▸ Work to be completed: Answer with one number only: the number of lines that contain "diagnosed".

▸ Stored records:
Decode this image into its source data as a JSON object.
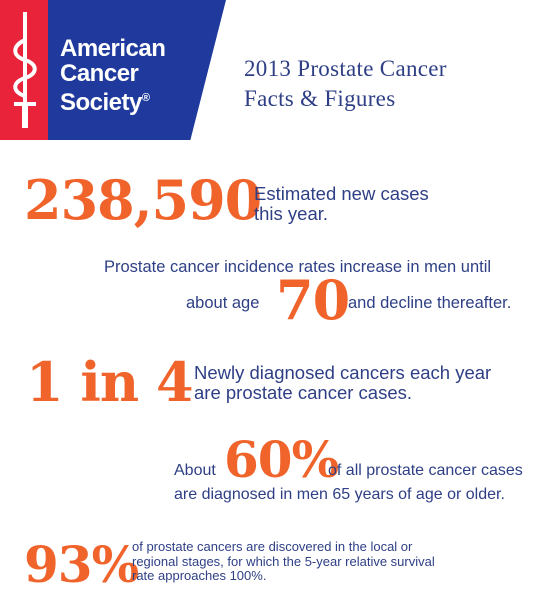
{
  "logo": {
    "line1": "American",
    "line2": "Cancer",
    "line3": "Society",
    "registered": "®"
  },
  "title": {
    "line1": "2013 Prostate Cancer",
    "line2": "Facts & Figures"
  },
  "fact1": {
    "number": "238,590",
    "text_line1": "Estimated new cases",
    "text_line2": "this year."
  },
  "fact2": {
    "line1": "Prostate cancer incidence rates increase in men until",
    "pre": "about age",
    "number": "70",
    "post": "and decline thereafter."
  },
  "fact3": {
    "number": "1 in 4",
    "text_line1": "Newly diagnosed cancers each year",
    "text_line2": "are prostate cancer cases."
  },
  "fact4": {
    "pre": "About",
    "number": "60%",
    "post": "of all prostate cancer cases",
    "line2": "are diagnosed in men 65 years of age or older."
  },
  "fact5": {
    "number": "93%",
    "text_line1": "of prostate cancers are discovered in the local or",
    "text_line2": "regional stages, for which the 5-year relative survival",
    "text_line3": "rate approaches 100%."
  },
  "colors": {
    "accent_orange": "#f0642c",
    "navy_text": "#2e3f85",
    "logo_blue": "#1f3a9c",
    "logo_red": "#e8233a"
  }
}
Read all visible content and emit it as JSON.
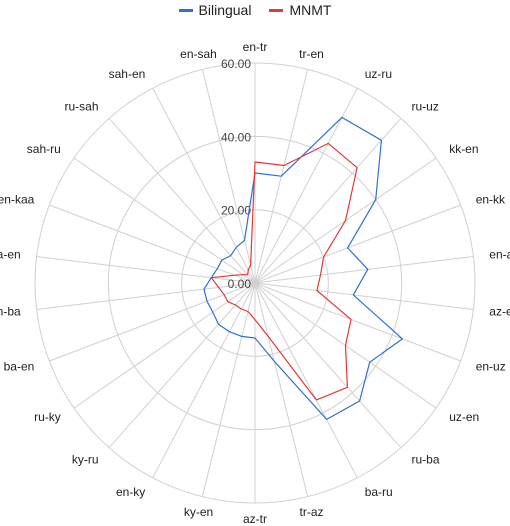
{
  "chart_data": {
    "type": "radar",
    "categories": [
      "en-tr",
      "tr-en",
      "uz-ru",
      "ru-uz",
      "kk-en",
      "en-kk",
      "en-az",
      "az-en",
      "en-uz",
      "uz-en",
      "ru-ba",
      "ba-ru",
      "tr-az",
      "az-tr",
      "ky-en",
      "en-ky",
      "ky-ru",
      "ru-ky",
      "ba-en",
      "en-ba",
      "kaa-en",
      "en-kaa",
      "sah-ru",
      "ru-sah",
      "sah-en",
      "en-sah"
    ],
    "series": [
      {
        "name": "Bilingual",
        "color": "#2f6fd6",
        "values": [
          30,
          30,
          51,
          52,
          40,
          27,
          31,
          27,
          43,
          38,
          43,
          42,
          22,
          15,
          15,
          15,
          15,
          14,
          14,
          14,
          12,
          11,
          11,
          10,
          11,
          12
        ]
      },
      {
        "name": "MNMT",
        "color": "#e03a3a",
        "values": [
          33,
          33,
          43,
          42,
          30,
          20,
          18,
          17,
          28,
          30,
          38,
          36,
          15,
          10,
          8,
          8,
          8,
          9,
          9,
          10,
          12,
          6,
          4,
          3,
          4,
          5
        ]
      }
    ],
    "rlim": [
      0,
      60
    ],
    "rticks": [
      "0.00",
      "20.00",
      "40.00",
      "60.00"
    ],
    "grid": true,
    "legend_position": "top"
  }
}
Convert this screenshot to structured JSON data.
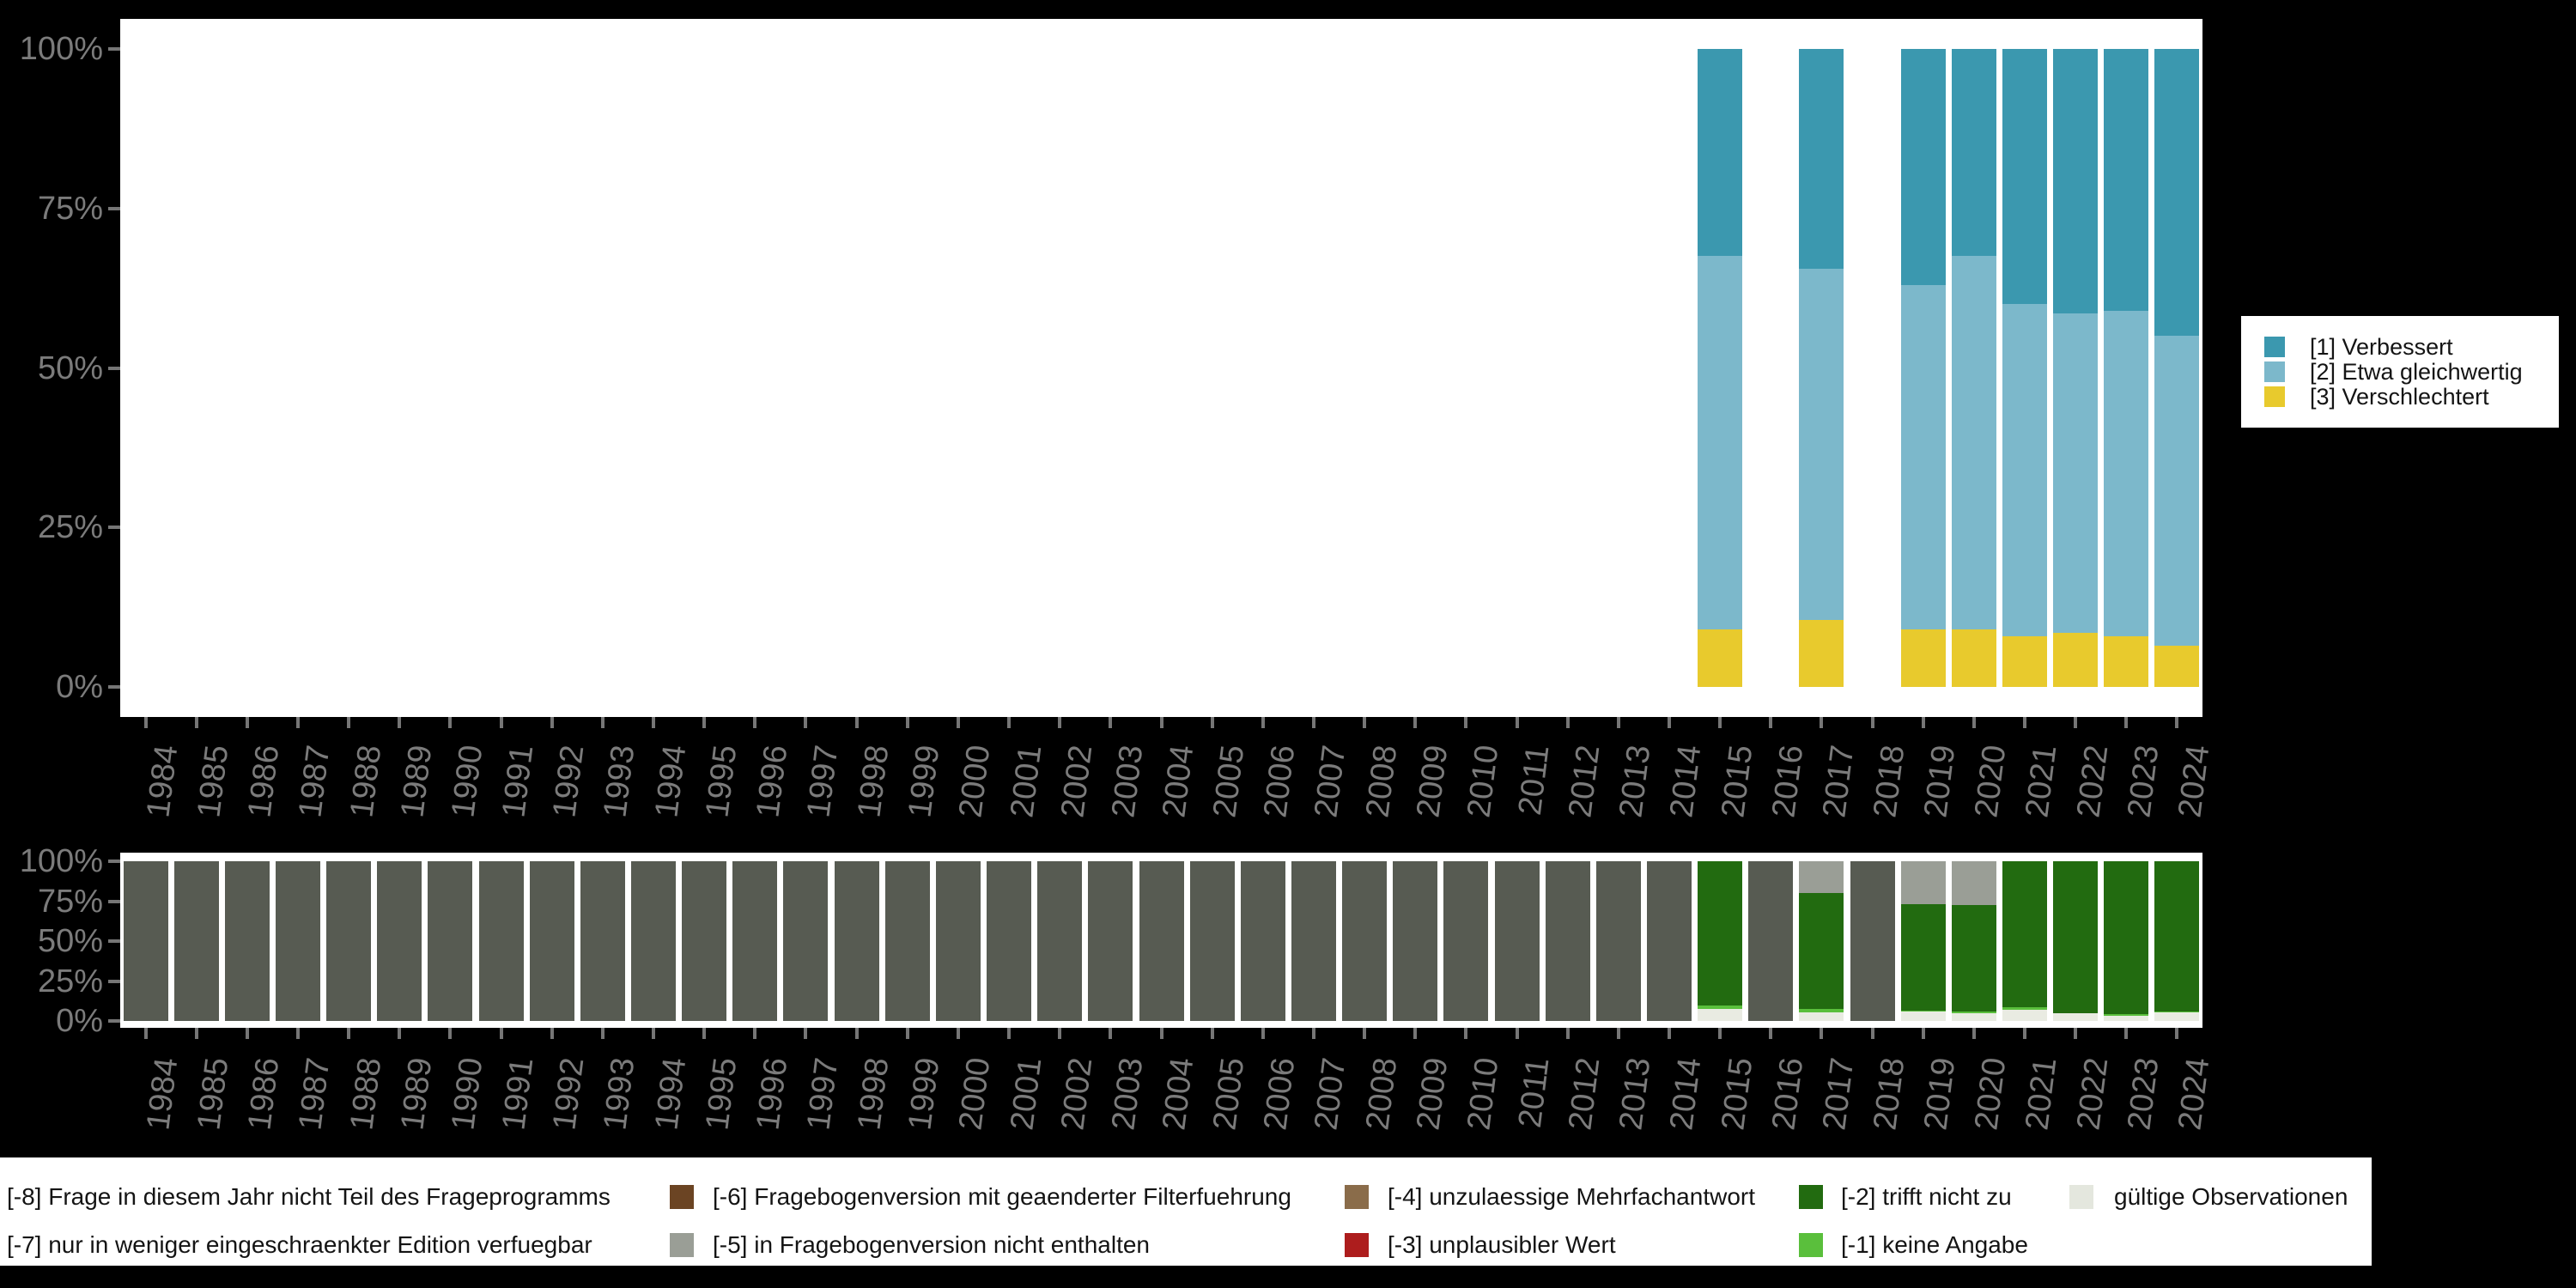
{
  "figure": {
    "background": "#000000",
    "panel_color": "#ffffff",
    "axis_text_color": "#7b7b7b",
    "tick_color": "#767676",
    "legend_text_color": "#141414"
  },
  "y_axis_tick_labels": [
    "0%",
    "25%",
    "50%",
    "75%",
    "100%"
  ],
  "years": [
    "1984",
    "1985",
    "1986",
    "1987",
    "1988",
    "1989",
    "1990",
    "1991",
    "1992",
    "1993",
    "1994",
    "1995",
    "1996",
    "1997",
    "1998",
    "1999",
    "2000",
    "2001",
    "2002",
    "2003",
    "2004",
    "2005",
    "2006",
    "2007",
    "2008",
    "2009",
    "2010",
    "2011",
    "2012",
    "2013",
    "2014",
    "2015",
    "2016",
    "2017",
    "2018",
    "2019",
    "2020",
    "2021",
    "2022",
    "2023",
    "2024"
  ],
  "chart_data": [
    {
      "type": "bar",
      "variant": "stacked-percent",
      "title": "",
      "xlabel": "",
      "ylabel": "",
      "ylim": [
        0,
        100
      ],
      "grid": false,
      "legend_position": "right-outside",
      "categories": [
        "1984",
        "1985",
        "1986",
        "1987",
        "1988",
        "1989",
        "1990",
        "1991",
        "1992",
        "1993",
        "1994",
        "1995",
        "1996",
        "1997",
        "1998",
        "1999",
        "2000",
        "2001",
        "2002",
        "2003",
        "2004",
        "2005",
        "2006",
        "2007",
        "2008",
        "2009",
        "2010",
        "2011",
        "2012",
        "2013",
        "2014",
        "2015",
        "2016",
        "2017",
        "2018",
        "2019",
        "2020",
        "2021",
        "2022",
        "2023",
        "2024"
      ],
      "series": [
        {
          "name": "[3] Verschlechtert",
          "color": "#e8ca2d",
          "values": [
            null,
            null,
            null,
            null,
            null,
            null,
            null,
            null,
            null,
            null,
            null,
            null,
            null,
            null,
            null,
            null,
            null,
            null,
            null,
            null,
            null,
            null,
            null,
            null,
            null,
            null,
            null,
            null,
            null,
            null,
            null,
            9,
            null,
            10.5,
            null,
            9,
            9,
            8,
            8.5,
            8,
            6.5
          ]
        },
        {
          "name": "[2] Etwa gleichwertig",
          "color": "#7cb8cb",
          "values": [
            null,
            null,
            null,
            null,
            null,
            null,
            null,
            null,
            null,
            null,
            null,
            null,
            null,
            null,
            null,
            null,
            null,
            null,
            null,
            null,
            null,
            null,
            null,
            null,
            null,
            null,
            null,
            null,
            null,
            null,
            null,
            58.5,
            null,
            55,
            null,
            54,
            58.5,
            52,
            50,
            51,
            48.5
          ]
        },
        {
          "name": "[1] Verbessert",
          "color": "#3b98af",
          "values": [
            null,
            null,
            null,
            null,
            null,
            null,
            null,
            null,
            null,
            null,
            null,
            null,
            null,
            null,
            null,
            null,
            null,
            null,
            null,
            null,
            null,
            null,
            null,
            null,
            null,
            null,
            null,
            null,
            null,
            null,
            null,
            32.5,
            null,
            34.5,
            null,
            37,
            32.5,
            40,
            41.5,
            41,
            45
          ]
        }
      ]
    },
    {
      "type": "bar",
      "variant": "stacked-percent",
      "title": "",
      "xlabel": "",
      "ylabel": "",
      "ylim": [
        0,
        100
      ],
      "grid": false,
      "legend_position": "bottom-outside",
      "categories": [
        "1984",
        "1985",
        "1986",
        "1987",
        "1988",
        "1989",
        "1990",
        "1991",
        "1992",
        "1993",
        "1994",
        "1995",
        "1996",
        "1997",
        "1998",
        "1999",
        "2000",
        "2001",
        "2002",
        "2003",
        "2004",
        "2005",
        "2006",
        "2007",
        "2008",
        "2009",
        "2010",
        "2011",
        "2012",
        "2013",
        "2014",
        "2015",
        "2016",
        "2017",
        "2018",
        "2019",
        "2020",
        "2021",
        "2022",
        "2023",
        "2024"
      ],
      "series": [
        {
          "name": "gültige Observationen",
          "color": "#e9ebe2",
          "values": [
            0,
            0,
            0,
            0,
            0,
            0,
            0,
            0,
            0,
            0,
            0,
            0,
            0,
            0,
            0,
            0,
            0,
            0,
            0,
            0,
            0,
            0,
            0,
            0,
            0,
            0,
            0,
            0,
            0,
            0,
            0,
            7.5,
            0,
            5.5,
            0,
            6,
            5,
            7,
            5,
            3,
            5.5
          ]
        },
        {
          "name": "[-1] keine Angabe",
          "color": "#5abf3c",
          "values": [
            0,
            0,
            0,
            0,
            0,
            0,
            0,
            0,
            0,
            0,
            0,
            0,
            0,
            0,
            0,
            0,
            0,
            0,
            0,
            0,
            0,
            0,
            0,
            0,
            0,
            0,
            0,
            0,
            0,
            0,
            0,
            2,
            0,
            2,
            0,
            0.5,
            1,
            1.5,
            0,
            1.5,
            0.5
          ]
        },
        {
          "name": "[-2] trifft nicht zu",
          "color": "#226b10",
          "values": [
            0,
            0,
            0,
            0,
            0,
            0,
            0,
            0,
            0,
            0,
            0,
            0,
            0,
            0,
            0,
            0,
            0,
            0,
            0,
            0,
            0,
            0,
            0,
            0,
            0,
            0,
            0,
            0,
            0,
            0,
            0,
            90.5,
            0,
            72.5,
            0,
            66.5,
            66.5,
            91.5,
            95,
            95.5,
            94
          ]
        },
        {
          "name": "[-5] in Fragebogenversion nicht enthalten",
          "color": "#9a9e96",
          "values": [
            0,
            0,
            0,
            0,
            0,
            0,
            0,
            0,
            0,
            0,
            0,
            0,
            0,
            0,
            0,
            0,
            0,
            0,
            0,
            0,
            0,
            0,
            0,
            0,
            0,
            0,
            0,
            0,
            0,
            0,
            0,
            0,
            0,
            20,
            0,
            27,
            27.5,
            0,
            0,
            0,
            0
          ]
        },
        {
          "name": "[-8] Frage in diesem Jahr nicht Teil des Frageprogramms",
          "color": "#575b52",
          "values": [
            100,
            100,
            100,
            100,
            100,
            100,
            100,
            100,
            100,
            100,
            100,
            100,
            100,
            100,
            100,
            100,
            100,
            100,
            100,
            100,
            100,
            100,
            100,
            100,
            100,
            100,
            100,
            100,
            100,
            100,
            100,
            0,
            100,
            0,
            100,
            0,
            0,
            0,
            0,
            0,
            0
          ]
        }
      ]
    }
  ],
  "top_legend": {
    "items": [
      {
        "label": "[1] Verbessert",
        "color": "#3b98af"
      },
      {
        "label": "[2] Etwa gleichwertig",
        "color": "#7cb8cb"
      },
      {
        "label": "[3] Verschlechtert",
        "color": "#e8ca2d"
      }
    ]
  },
  "bottom_legend": {
    "items": [
      {
        "row": 0,
        "col": 0,
        "label": "[-8] Frage in diesem Jahr nicht Teil des Frageprogramms",
        "color": null
      },
      {
        "row": 0,
        "col": 1,
        "label": "[-6] Fragebogenversion mit geaenderter Filterfuehrung",
        "color": "#6b4423"
      },
      {
        "row": 0,
        "col": 2,
        "label": "[-4] unzulaessige Mehrfachantwort",
        "color": "#8a6c4a"
      },
      {
        "row": 0,
        "col": 3,
        "label": "[-2] trifft nicht zu",
        "color": "#226b10"
      },
      {
        "row": 0,
        "col": 4,
        "label": "gültige Observationen",
        "color": "#e4e7de"
      },
      {
        "row": 1,
        "col": 0,
        "label": "[-7] nur in weniger eingeschraenkter Edition verfuegbar",
        "color": null
      },
      {
        "row": 1,
        "col": 1,
        "label": "[-5] in Fragebogenversion nicht enthalten",
        "color": "#9a9e96"
      },
      {
        "row": 1,
        "col": 2,
        "label": "[-3] unplausibler Wert",
        "color": "#ad1d1d"
      },
      {
        "row": 1,
        "col": 3,
        "label": "[-1] keine Angabe",
        "color": "#5abf3c"
      }
    ]
  }
}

▸ Task solution: 2